_Exercise_: Wherever a line holds the word "control", copy that line out.

___ Material supplied

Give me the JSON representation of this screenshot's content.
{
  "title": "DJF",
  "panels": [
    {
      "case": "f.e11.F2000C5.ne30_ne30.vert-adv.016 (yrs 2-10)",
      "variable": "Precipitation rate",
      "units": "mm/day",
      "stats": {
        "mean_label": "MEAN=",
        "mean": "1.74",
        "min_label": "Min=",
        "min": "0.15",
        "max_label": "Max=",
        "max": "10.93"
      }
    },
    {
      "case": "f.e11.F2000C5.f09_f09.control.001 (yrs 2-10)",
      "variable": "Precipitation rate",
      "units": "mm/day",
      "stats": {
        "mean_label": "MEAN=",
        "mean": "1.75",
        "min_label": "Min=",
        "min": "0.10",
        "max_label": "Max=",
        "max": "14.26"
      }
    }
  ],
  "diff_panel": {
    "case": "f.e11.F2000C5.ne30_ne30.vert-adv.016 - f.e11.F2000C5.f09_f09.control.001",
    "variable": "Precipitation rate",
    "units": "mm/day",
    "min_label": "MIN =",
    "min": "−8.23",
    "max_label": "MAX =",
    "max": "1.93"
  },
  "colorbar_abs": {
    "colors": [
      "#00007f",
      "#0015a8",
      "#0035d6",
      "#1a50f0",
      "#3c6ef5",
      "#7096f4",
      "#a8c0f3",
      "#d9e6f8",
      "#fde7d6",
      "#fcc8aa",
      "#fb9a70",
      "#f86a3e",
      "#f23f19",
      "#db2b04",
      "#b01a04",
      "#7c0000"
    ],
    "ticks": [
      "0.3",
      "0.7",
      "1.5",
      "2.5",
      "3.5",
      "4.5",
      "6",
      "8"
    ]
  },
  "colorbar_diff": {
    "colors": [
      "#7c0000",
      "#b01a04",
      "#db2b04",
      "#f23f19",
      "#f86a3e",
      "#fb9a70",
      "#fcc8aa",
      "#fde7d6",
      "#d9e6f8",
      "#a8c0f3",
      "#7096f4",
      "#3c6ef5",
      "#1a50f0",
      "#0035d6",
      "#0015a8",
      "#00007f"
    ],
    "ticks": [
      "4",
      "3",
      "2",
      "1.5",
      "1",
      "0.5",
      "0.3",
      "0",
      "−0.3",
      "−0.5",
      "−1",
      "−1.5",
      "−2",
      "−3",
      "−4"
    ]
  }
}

______

_Answer to this exercise_:
      "case": "f.e11.F2000C5.f09_f09.control.001 (yrs 2-10)",
    "case": "f.e11.F2000C5.ne30_ne30.vert-adv.016 - f.e11.F2000C5.f09_f09.control.001",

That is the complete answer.